## Exercise requirements
Can you find the lines of the listing that include "background" and copy every one?

## Exercise material
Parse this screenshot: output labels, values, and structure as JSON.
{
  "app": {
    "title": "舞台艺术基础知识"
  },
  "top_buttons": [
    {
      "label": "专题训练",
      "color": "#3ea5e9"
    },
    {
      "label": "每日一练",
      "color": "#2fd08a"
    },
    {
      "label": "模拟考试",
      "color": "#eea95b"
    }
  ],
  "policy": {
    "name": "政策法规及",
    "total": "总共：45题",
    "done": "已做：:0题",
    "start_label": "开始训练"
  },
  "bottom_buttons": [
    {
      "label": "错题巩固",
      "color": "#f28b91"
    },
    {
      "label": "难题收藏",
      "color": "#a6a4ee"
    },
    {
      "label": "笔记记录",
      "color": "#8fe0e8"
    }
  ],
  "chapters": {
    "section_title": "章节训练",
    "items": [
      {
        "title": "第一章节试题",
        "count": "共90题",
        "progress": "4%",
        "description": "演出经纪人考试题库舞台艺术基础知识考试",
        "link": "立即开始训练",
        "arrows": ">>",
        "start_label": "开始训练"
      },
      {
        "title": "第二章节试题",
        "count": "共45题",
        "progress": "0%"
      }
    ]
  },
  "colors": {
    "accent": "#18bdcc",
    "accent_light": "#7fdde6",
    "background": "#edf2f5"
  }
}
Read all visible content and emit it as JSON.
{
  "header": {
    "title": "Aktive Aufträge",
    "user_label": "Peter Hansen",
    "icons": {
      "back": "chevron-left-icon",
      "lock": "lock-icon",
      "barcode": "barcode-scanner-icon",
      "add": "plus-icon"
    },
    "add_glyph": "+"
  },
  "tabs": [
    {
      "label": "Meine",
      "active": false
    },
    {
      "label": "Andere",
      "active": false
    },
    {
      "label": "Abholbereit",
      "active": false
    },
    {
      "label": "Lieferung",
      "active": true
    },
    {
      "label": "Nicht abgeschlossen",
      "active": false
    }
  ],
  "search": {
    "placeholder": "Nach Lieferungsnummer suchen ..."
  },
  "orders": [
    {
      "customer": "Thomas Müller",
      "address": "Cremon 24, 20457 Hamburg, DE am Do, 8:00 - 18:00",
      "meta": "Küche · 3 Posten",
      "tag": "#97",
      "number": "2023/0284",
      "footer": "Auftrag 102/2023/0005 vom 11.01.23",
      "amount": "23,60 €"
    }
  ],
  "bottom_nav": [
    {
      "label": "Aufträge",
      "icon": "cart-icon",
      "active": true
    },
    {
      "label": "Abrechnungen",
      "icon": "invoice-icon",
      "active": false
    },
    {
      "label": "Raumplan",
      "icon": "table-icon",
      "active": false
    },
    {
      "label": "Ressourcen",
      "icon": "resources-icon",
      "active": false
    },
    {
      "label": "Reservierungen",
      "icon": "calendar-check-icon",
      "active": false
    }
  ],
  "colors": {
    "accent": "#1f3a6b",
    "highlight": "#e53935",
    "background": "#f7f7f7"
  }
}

## Complete output
    "background": "#edf2f5"
    "background": "#f7f7f7"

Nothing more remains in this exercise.